_QUOTED TEXT_:

--------------------------------

EX-5.I.A 4 dex5ia.htm OPINION OF KIRKLAND & ELLIS REGARDING THE VALIDITY OF THE SECURITIES OFFERED Opinion of Kirkland & Ellis regarding the validity of the securities offered

Exhibit 5.i.(a)

 

 

[Letterhead of Kirkland & Ellis]

 

June 12, 2003

 

 

Terra Capital, Inc.

and each of the Guarantors

of the Exchange Notes

600 Fourth Street, P.O. Box 6000

Sioux City, Iowa 51102

 

Re:                    REGISTRATION STATEMENT ON FORM S-4

 

Ladies and Gentlemen:

 

We are issuing this opinion letter in our capacity as special legal counsel to Terra Capital, Inc., a Delaware corporation (the “Issuer”), and each of the other guarantors listed on Schedule A hereto (such guarantors are hereinafter referred to as the “Guarantors” and the Guarantors, together with the Issuer, are hereinafter referred to as the “Registrants”), in connection with the proposed registration by the Issuer of $202,000,000 in aggregate principal amount of the Issuer’s 11½% Second Priority Senior Secured Notes due 2010 (the “Exchange Notes”) pursuant to a Registration Statement on Form S-4 (Registration No. 333-105844) originally filed with the Securities and Exchange Commission (the “Commission”) on June 5, 2003, under the Securities Act of 1933, as amended (the “Act”) (such Registration Statement, as amended or supplemented, is hereinafter referred to as the “Registration Statement”). The obligations of the Issuer under the Exchange Notes will be guaranteed by the Guarantors (the “Guarantees”). The Exchange Notes and the Guarantees are to be issued pursuant to an indenture (as amended and supplemented from time to time, the “Indenture”), dated as of May 21, 2003, between the Issuer, the Guarantors and U.S. Bank National Association, as trustee. The Exchange Notes and the Guarantees are to be issued in exchange for and in replacement of the Issuer’s outstanding 11½% Second Priority Senior Secured Notes due 2010 (the “Old Notes”), of which $202,000,000 in aggregate principal amount is outstanding.

--------------------------------

_DATA_:
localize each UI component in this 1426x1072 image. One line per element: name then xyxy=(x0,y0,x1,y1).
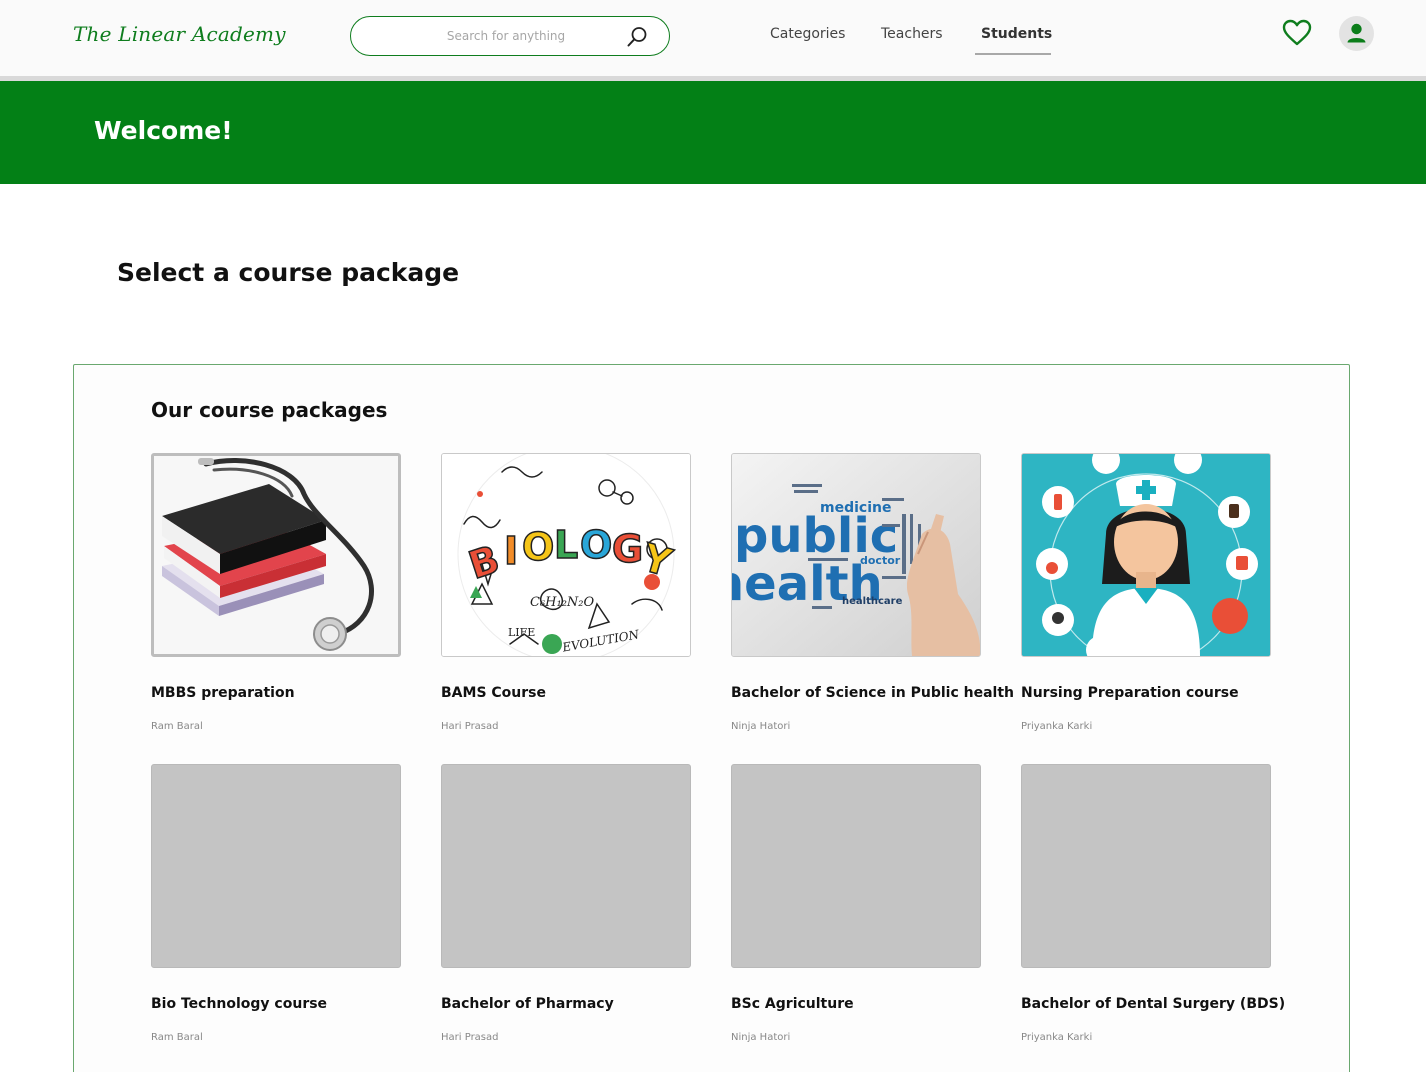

--------------------------------

_EXERCISE GOAL_: Resume the Kirkland & Ellis opinion letter from the point where it stops. The material isn't needed.

_ANSWER FOR THE TASK_:
 

In that connection, we have examined originals, or copies certified or otherwise identified to our satisfaction, of such documents, corporate records and other instruments as we have deemed necessary for the purposes of this opinion, including (i) the Articles of Incorporation and By-Laws of the Registrants, (ii) minutes and records of the corporate proceedings of the Registrants with respect to the issuance of the Exchange Notes and the Guarantees, (iii) the Indenture, and (iv) the Registration Statement.


Terra Capital, Inc.

and each of the Guarantors

June 12, 2003

Page 2

 

For purposes of this opinion, we have assumed the authenticity of all documents submitted to us as originals, the conformity to the originals of all documents submitted to us as copies and the authenticity of the originals of all documents submitted to us as copies. We have also assumed the genuineness of the signatures of persons signing all documents in connection with which this opinion is rendered, the authority of such persons signing on behalf of the parties thereto other than the Registrants and the due authorization, execution and delivery of all documents by the parties thereto other than the Registrants. As to any facts material to the opinions expressed herein which we have not independently established or verified, we have relied upon statements and representations of officers and other representatives of the Registrants and others.

 

Our opinion expressed below is subject to the qualifications that we express no opinion as to the applicability of, compliance with, or effect of (i) any bankruptcy, insolvency, reorganization, fraudulent transfer, fraudulent conveyance, moratorium or other similar law affecting the enforcement of creditors’ rights generally, (ii) general principles of equity (regardless of whether enforcement is considered in a proceeding in equity or at law), and (iii) public policy considerations which may limit the rights of parties to obtain certain remedies.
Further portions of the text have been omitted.